■ Extracted data:

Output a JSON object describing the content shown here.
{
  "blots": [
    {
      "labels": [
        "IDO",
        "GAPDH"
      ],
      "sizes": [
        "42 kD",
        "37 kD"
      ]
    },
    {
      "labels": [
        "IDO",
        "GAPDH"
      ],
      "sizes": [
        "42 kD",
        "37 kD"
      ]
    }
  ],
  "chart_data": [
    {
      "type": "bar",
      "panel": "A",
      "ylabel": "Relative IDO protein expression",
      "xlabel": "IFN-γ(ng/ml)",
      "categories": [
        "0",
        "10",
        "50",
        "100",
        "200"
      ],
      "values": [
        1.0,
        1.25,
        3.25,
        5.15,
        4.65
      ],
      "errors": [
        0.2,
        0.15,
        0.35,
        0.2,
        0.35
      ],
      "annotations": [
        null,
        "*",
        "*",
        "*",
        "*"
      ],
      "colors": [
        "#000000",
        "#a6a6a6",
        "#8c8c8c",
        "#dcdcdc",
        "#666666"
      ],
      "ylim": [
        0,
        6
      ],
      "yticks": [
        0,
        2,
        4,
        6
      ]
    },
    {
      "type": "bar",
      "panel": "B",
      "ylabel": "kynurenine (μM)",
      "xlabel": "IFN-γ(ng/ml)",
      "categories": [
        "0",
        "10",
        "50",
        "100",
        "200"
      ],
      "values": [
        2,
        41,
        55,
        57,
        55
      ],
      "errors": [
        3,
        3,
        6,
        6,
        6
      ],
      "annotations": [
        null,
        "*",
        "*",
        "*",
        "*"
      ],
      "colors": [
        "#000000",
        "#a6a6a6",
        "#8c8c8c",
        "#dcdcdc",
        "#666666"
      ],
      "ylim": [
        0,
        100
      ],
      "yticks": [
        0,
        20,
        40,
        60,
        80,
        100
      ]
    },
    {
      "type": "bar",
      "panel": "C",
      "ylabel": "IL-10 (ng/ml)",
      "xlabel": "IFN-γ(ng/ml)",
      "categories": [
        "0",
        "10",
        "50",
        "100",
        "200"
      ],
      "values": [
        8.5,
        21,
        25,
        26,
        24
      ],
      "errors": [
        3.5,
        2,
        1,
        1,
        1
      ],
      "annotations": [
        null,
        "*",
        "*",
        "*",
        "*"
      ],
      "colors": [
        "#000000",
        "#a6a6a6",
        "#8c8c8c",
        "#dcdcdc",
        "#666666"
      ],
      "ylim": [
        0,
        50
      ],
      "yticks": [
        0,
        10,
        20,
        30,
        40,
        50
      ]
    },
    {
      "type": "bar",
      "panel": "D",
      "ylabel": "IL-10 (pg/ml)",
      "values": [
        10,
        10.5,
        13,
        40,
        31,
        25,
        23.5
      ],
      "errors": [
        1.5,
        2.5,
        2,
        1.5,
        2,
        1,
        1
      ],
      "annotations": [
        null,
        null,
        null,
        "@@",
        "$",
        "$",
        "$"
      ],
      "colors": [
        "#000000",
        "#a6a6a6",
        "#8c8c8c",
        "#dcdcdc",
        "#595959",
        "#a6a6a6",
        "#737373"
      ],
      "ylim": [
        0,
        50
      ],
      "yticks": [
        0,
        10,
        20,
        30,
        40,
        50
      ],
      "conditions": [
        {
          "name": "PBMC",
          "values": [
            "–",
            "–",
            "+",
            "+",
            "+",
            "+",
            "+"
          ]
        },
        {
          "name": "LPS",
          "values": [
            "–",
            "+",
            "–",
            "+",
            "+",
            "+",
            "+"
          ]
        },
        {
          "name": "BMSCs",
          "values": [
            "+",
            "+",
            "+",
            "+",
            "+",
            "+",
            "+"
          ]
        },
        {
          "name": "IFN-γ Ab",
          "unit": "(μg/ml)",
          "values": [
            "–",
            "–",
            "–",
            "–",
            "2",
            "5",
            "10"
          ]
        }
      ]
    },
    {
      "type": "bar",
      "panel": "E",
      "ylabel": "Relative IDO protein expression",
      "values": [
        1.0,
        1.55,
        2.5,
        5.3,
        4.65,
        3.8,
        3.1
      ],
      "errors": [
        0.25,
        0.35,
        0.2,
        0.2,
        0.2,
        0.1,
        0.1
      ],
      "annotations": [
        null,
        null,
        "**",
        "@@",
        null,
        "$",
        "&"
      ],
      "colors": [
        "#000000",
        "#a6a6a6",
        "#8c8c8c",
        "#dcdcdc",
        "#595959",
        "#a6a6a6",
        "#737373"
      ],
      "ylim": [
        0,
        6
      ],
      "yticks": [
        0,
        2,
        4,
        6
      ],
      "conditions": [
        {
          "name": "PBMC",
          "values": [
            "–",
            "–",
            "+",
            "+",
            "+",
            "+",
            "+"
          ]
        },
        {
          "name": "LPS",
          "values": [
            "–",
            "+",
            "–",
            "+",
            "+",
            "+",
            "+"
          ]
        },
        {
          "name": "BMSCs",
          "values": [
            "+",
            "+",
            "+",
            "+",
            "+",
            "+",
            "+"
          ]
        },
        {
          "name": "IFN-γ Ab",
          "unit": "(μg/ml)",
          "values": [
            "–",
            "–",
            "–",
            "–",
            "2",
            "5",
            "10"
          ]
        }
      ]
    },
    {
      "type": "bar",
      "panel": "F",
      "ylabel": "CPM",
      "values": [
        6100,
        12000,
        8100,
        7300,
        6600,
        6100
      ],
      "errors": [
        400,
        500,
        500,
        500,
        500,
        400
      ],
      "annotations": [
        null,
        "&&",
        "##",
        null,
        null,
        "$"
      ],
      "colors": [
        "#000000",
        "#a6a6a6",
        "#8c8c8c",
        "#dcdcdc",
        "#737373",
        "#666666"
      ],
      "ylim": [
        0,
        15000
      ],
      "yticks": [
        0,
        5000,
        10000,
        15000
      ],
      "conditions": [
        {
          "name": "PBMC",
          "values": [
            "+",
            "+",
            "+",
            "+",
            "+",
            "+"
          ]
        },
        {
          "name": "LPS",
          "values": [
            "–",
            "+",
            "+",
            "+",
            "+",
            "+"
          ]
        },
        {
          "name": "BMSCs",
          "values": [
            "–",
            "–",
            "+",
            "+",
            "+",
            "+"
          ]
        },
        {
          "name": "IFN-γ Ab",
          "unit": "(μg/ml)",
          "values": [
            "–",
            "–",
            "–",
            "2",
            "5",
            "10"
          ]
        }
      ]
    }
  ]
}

■ Requirement: Write down the entries above again. Copy them word for word.

■ Solution for this problem:
Output a JSON object describing the content shown here.
{
  "blots": [
    {
      "labels": [
        "IDO",
        "GAPDH"
      ],
      "sizes": [
        "42 kD",
        "37 kD"
      ]
    },
    {
      "labels": [
        "IDO",
        "GAPDH"
      ],
      "sizes": [
        "42 kD",
        "37 kD"
      ]
    }
  ],
  "chart_data": [
    {
      "type": "bar",
      "panel": "A",
      "ylabel": "Relative IDO protein expression",
      "xlabel": "IFN-γ(ng/ml)",
      "categories": [
        "0",
        "10",
        "50",
        "100",
        "200"
      ],
      "values": [
        1.0,
        1.25,
        3.25,
        5.15,
        4.65
      ],
      "errors": [
        0.2,
        0.15,
        0.35,
        0.2,
        0.35
      ],
      "annotations": [
        null,
        "*",
        "*",
        "*",
        "*"
      ],
      "colors": [
        "#000000",
        "#a6a6a6",
        "#8c8c8c",
        "#dcdcdc",
        "#666666"
      ],
      "ylim": [
        0,
        6
      ],
      "yticks": [
        0,
        2,
        4,
        6
      ]
    },
    {
      "type": "bar",
      "panel": "B",
      "ylabel": "kynurenine (μM)",
      "xlabel": "IFN-γ(ng/ml)",
      "categories": [
        "0",
        "10",
        "50",
        "100",
        "200"
      ],
      "values": [
        2,
        41,
        55,
        57,
        55
      ],
      "errors": [
        3,
        3,
        6,
        6,
        6
      ],
      "annotations": [
        null,
        "*",
        "*",
        "*",
        "*"
      ],
      "colors": [
        "#000000",
        "#a6a6a6",
        "#8c8c8c",
        "#dcdcdc",
        "#666666"
      ],
      "ylim": [
        0,
        100
      ],
      "yticks": [
        0,
        20,
        40,
        60,
        80,
        100
      ]
    },
    {
      "type": "bar",
      "panel": "C",
      "ylabel": "IL-10 (ng/ml)",
      "xlabel": "IFN-γ(ng/ml)",
      "categories": [
        "0",
        "10",
        "50",
        "100",
        "200"
      ],
      "values": [
        8.5,
        21,
        25,
        26,
        24
      ],
      "errors": [
        3.5,
        2,
        1,
        1,
        1
      ],
      "annotations": [
        null,
        "*",
        "*",
        "*",
        "*"
      ],
      "colors": [
        "#000000",
        "#a6a6a6",
        "#8c8c8c",
        "#dcdcdc",
        "#666666"
      ],
      "ylim": [
        0,
        50
      ],
      "yticks": [
        0,
        10,
        20,
        30,
        40,
        50
      ]
    },
    {
      "type": "bar",
      "panel": "D",
      "ylabel": "IL-10 (pg/ml)",
      "values": [
        10,
        10.5,
        13,
        40,
        31,
        25,
        23.5
      ],
      "errors": [
        1.5,
        2.5,
        2,
        1.5,
        2,
        1,
        1
      ],
      "annotations": [
        null,
        null,
        null,
        "@@",
        "$",
        "$",
        "$"
      ],
      "colors": [
        "#000000",
        "#a6a6a6",
        "#8c8c8c",
        "#dcdcdc",
        "#595959",
        "#a6a6a6",
        "#737373"
      ],
      "ylim": [
        0,
        50
      ],
      "yticks": [
        0,
        10,
        20,
        30,
        40,
        50
      ],
      "conditions": [
        {
          "name": "PBMC",
          "values": [
            "–",
            "–",
            "+",
            "+",
            "+",
            "+",
            "+"
          ]
        },
        {
          "name": "LPS",
          "values": [
            "–",
            "+",
            "–",
            "+",
            "+",
            "+",
            "+"
          ]
        },
        {
          "name": "BMSCs",
          "values": [
            "+",
            "+",
            "+",
            "+",
            "+",
            "+",
            "+"
          ]
        },
        {
          "name": "IFN-γ Ab",
          "unit": "(μg/ml)",
          "values": [
            "–",
            "–",
            "–",
            "–",
            "2",
            "5",
            "10"
          ]
        }
      ]
    },
    {
      "type": "bar",
      "panel": "E",
      "ylabel": "Relative IDO protein expression",
      "values": [
        1.0,
        1.55,
        2.5,
        5.3,
        4.65,
        3.8,
        3.1
      ],
      "errors": [
        0.25,
        0.35,
        0.2,
        0.2,
        0.2,
        0.1,
        0.1
      ],
      "annotations": [
        null,
        null,
        "**",
        "@@",
        null,
        "$",
        "&"
      ],
      "colors": [
        "#000000",
        "#a6a6a6",
        "#8c8c8c",
        "#dcdcdc",
        "#595959",
        "#a6a6a6",
        "#737373"
      ],
      "ylim": [
        0,
        6
      ],
      "yticks": [
        0,
        2,
        4,
        6
      ],
      "conditions": [
        {
          "name": "PBMC",
          "values": [
            "–",
            "–",
            "+",
            "+",
            "+",
            "+",
            "+"
          ]
        },
        {
          "name": "LPS",
          "values": [
            "–",
            "+",
            "–",
            "+",
            "+",
            "+",
            "+"
          ]
        },
        {
          "name": "BMSCs",
          "values": [
            "+",
            "+",
            "+",
            "+",
            "+",
            "+",
            "+"
          ]
        },
        {
          "name": "IFN-γ Ab",
          "unit": "(μg/ml)",
          "values": [
            "–",
            "–",
            "–",
            "–",
            "2",
            "5",
            "10"
          ]
        }
      ]
    },
    {
      "type": "bar",
      "panel": "F",
      "ylabel": "CPM",
      "values": [
        6100,
        12000,
        8100,
        7300,
        6600,
        6100
      ],
      "errors": [
        400,
        500,
        500,
        500,
        500,
        400
      ],
      "annotations": [
        null,
        "&&",
        "##",
        null,
        null,
        "$"
      ],
      "colors": [
        "#000000",
        "#a6a6a6",
        "#8c8c8c",
        "#dcdcdc",
        "#737373",
        "#666666"
      ],
      "ylim": [
        0,
        15000
      ],
      "yticks": [
        0,
        5000,
        10000,
        15000
      ],
      "conditions": [
        {
          "name": "PBMC",
          "values": [
            "+",
            "+",
            "+",
            "+",
            "+",
            "+"
          ]
        },
        {
          "name": "LPS",
          "values": [
            "–",
            "+",
            "+",
            "+",
            "+",
            "+"
          ]
        },
        {
          "name": "BMSCs",
          "values": [
            "–",
            "–",
            "+",
            "+",
            "+",
            "+"
          ]
        },
        {
          "name": "IFN-γ Ab",
          "unit": "(μg/ml)",
          "values": [
            "–",
            "–",
            "–",
            "2",
            "5",
            "10"
          ]
        }
      ]
    }
  ]
}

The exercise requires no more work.